**BRIEF**
Return each line of the data below verbatim; pictures are to be left out.

──────── AVAILABLE DATA ────────

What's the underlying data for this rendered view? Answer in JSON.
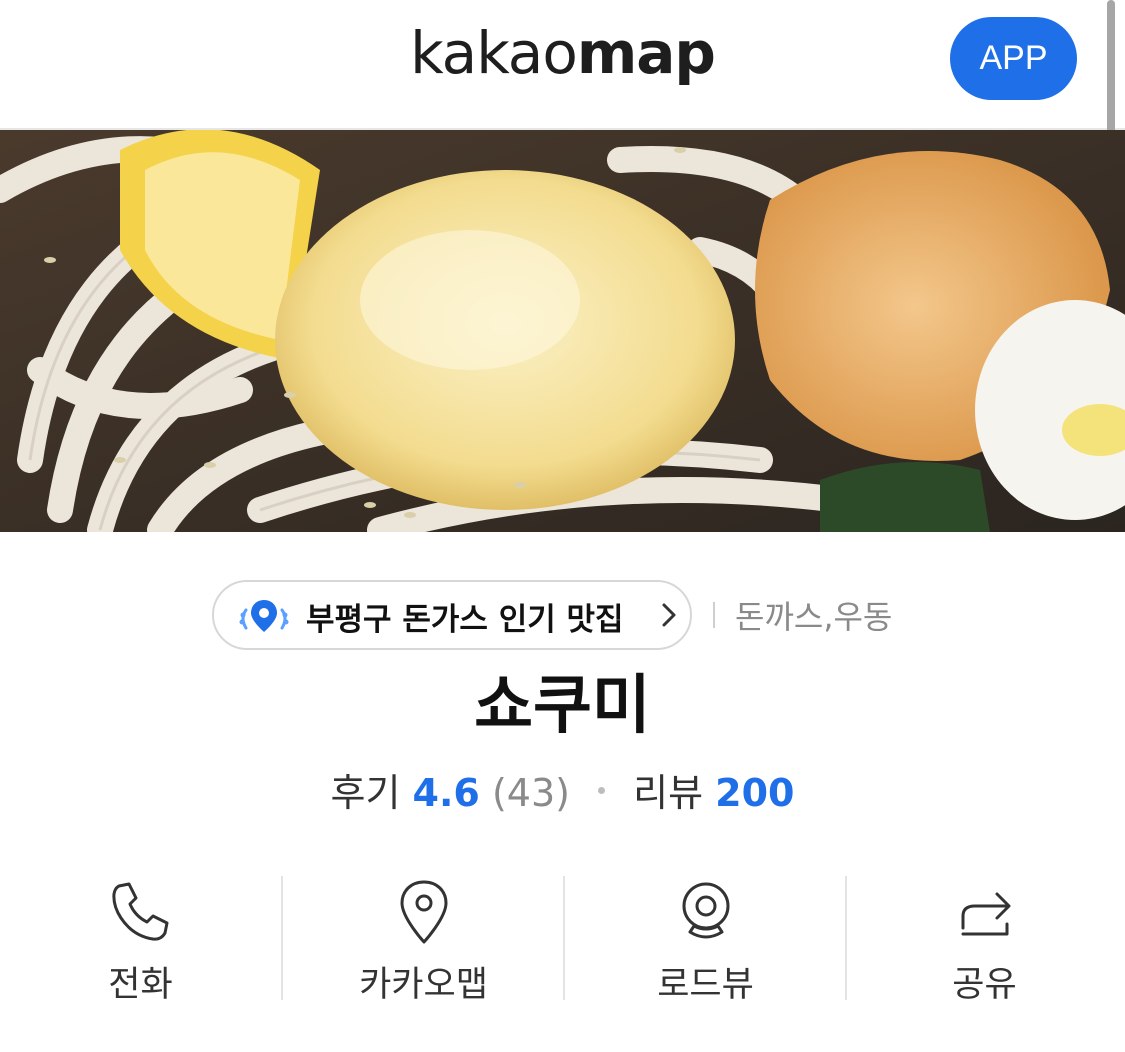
{
  "header": {
    "logo_part1": "kakao",
    "logo_part2": "map",
    "app_button": "APP"
  },
  "hero": {
    "image_description_icon": "food-photo"
  },
  "badge": {
    "label": "부평구 돈가스 인기 맛집",
    "icon": "pin-laurel-icon",
    "accent": "#1f6fe8"
  },
  "category": "돈까스,우동",
  "place_name": "쇼쿠미",
  "rating": {
    "review_label": "후기",
    "review_score": "4.6",
    "review_count": "(43)",
    "blog_label": "리뷰",
    "blog_count": "200"
  },
  "actions": [
    {
      "label": "전화",
      "icon": "phone-icon"
    },
    {
      "label": "카카오맵",
      "icon": "map-pin-icon"
    },
    {
      "label": "로드뷰",
      "icon": "roadview-icon"
    },
    {
      "label": "공유",
      "icon": "share-icon"
    }
  ],
  "colors": {
    "accent": "#1f6fe8",
    "text_primary": "#111111",
    "text_secondary": "#8a8a8a"
  }
}
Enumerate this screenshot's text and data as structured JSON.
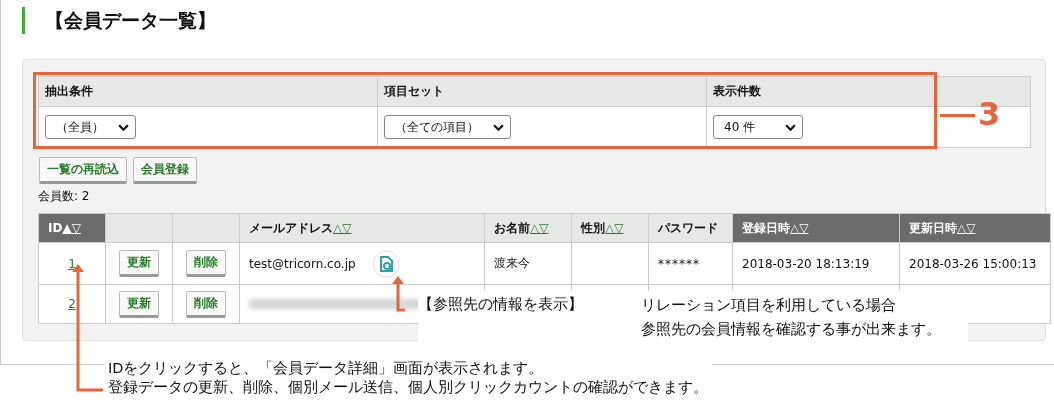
{
  "title": "【会員データ一覧】",
  "filters": [
    {
      "label": "抽出条件",
      "value": "（全員）"
    },
    {
      "label": "項目セット",
      "value": "（全ての項目）"
    },
    {
      "label": "表示件数",
      "value": "40 件"
    }
  ],
  "buttons": [
    "一覧の再読込",
    "会員登録"
  ],
  "member_count": "会員数: 2",
  "table": {
    "columns": [
      {
        "label": "ID",
        "sort": "▲▽",
        "highlighted": true
      },
      {
        "highlighted": false
      },
      {
        "highlighted": false
      },
      {
        "label": "メールアドレス",
        "sort": "△▽",
        "highlighted": false
      },
      {
        "label": "お名前",
        "sort": "△▽",
        "highlighted": false
      },
      {
        "label": "性別",
        "sort": "△▽",
        "highlighted": false
      },
      {
        "label": "パスワード",
        "highlighted": false
      },
      {
        "label": "登録日時",
        "sort": "△▽",
        "highlighted": true
      },
      {
        "label": "更新日時",
        "sort": "△▽",
        "highlighted": true
      }
    ],
    "rows": [
      {
        "id": "1",
        "update": "更新",
        "delete": "削除",
        "email": "test@tricorn.co.jp",
        "email_blurred": false,
        "name": "渡来今",
        "password": "******",
        "registered": "2018-03-20 18:13:19",
        "updated": "2018-03-26 15:00:13"
      },
      {
        "id": "2",
        "update": "更新",
        "delete": "削除",
        "email_blurred": true
      }
    ]
  },
  "annotations": {
    "section_number": "3",
    "reference_label": "【参照先の情報を表示】",
    "reference_note": [
      "リレーション項目を利用している場合",
      "参照先の会員情報を確認する事が出来ます。"
    ],
    "id_note": [
      "IDをクリックすると、「会員データ詳細」画面が表示されます。",
      "登録データの更新、削除、個別メール送信、個人別クリックカウントの確認ができます。"
    ]
  }
}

────────

**TASK SOLUTION**
What's the underlying data for this rendered view? Answer in JSON.
{
  "header": {
    "logo_part1": "kakao",
    "logo_part2": "map",
    "app_button": "APP"
  },
  "hero": {
    "image_description_icon": "food-photo"
  },
  "badge": {
    "label": "부평구 돈가스 인기 맛집",
    "icon": "pin-laurel-icon",
    "accent": "#1f6fe8"
  },
  "category": "돈까스,우동",
  "place_name": "쇼쿠미",
  "rating": {
    "review_label": "후기",
    "review_score": "4.6",
    "review_count": "(43)",
    "blog_label": "리뷰",
    "blog_count": "200"
  },
  "actions": [
    {
      "label": "전화",
      "icon": "phone-icon"
    },
    {
      "label": "카카오맵",
      "icon": "map-pin-icon"
    },
    {
      "label": "로드뷰",
      "icon": "roadview-icon"
    },
    {
      "label": "공유",
      "icon": "share-icon"
    }
  ],
  "colors": {
    "accent": "#1f6fe8",
    "text_primary": "#111111",
    "text_secondary": "#8a8a8a"
  }
}
Enumerate this screenshot's text and data as structured JSON.
{
  "title": "【会員データ一覧】",
  "filters": [
    {
      "label": "抽出条件",
      "value": "（全員）"
    },
    {
      "label": "項目セット",
      "value": "（全ての項目）"
    },
    {
      "label": "表示件数",
      "value": "40 件"
    }
  ],
  "buttons": [
    "一覧の再読込",
    "会員登録"
  ],
  "member_count": "会員数: 2",
  "table": {
    "columns": [
      {
        "label": "ID",
        "sort": "▲▽",
        "highlighted": true
      },
      {
        "highlighted": false
      },
      {
        "highlighted": false
      },
      {
        "label": "メールアドレス",
        "sort": "△▽",
        "highlighted": false
      },
      {
        "label": "お名前",
        "sort": "△▽",
        "highlighted": false
      },
      {
        "label": "性別",
        "sort": "△▽",
        "highlighted": false
      },
      {
        "label": "パスワード",
        "highlighted": false
      },
      {
        "label": "登録日時",
        "sort": "△▽",
        "highlighted": true
      },
      {
        "label": "更新日時",
        "sort": "△▽",
        "highlighted": true
      }
    ],
    "rows": [
      {
        "id": "1",
        "update": "更新",
        "delete": "削除",
        "email": "test@tricorn.co.jp",
        "email_blurred": false,
        "name": "渡来今",
        "password": "******",
        "registered": "2018-03-20 18:13:19",
        "updated": "2018-03-26 15:00:13"
      },
      {
        "id": "2",
        "update": "更新",
        "delete": "削除",
        "email_blurred": true
      }
    ]
  },
  "annotations": {
    "section_number": "3",
    "reference_label": "【参照先の情報を表示】",
    "reference_note": [
      "リレーション項目を利用している場合",
      "参照先の会員情報を確認する事が出来ます。"
    ],
    "id_note": [
      "IDをクリックすると、「会員データ詳細」画面が表示されます。",
      "登録データの更新、削除、個別メール送信、個人別クリックカウントの確認ができます。"
    ]
  }
}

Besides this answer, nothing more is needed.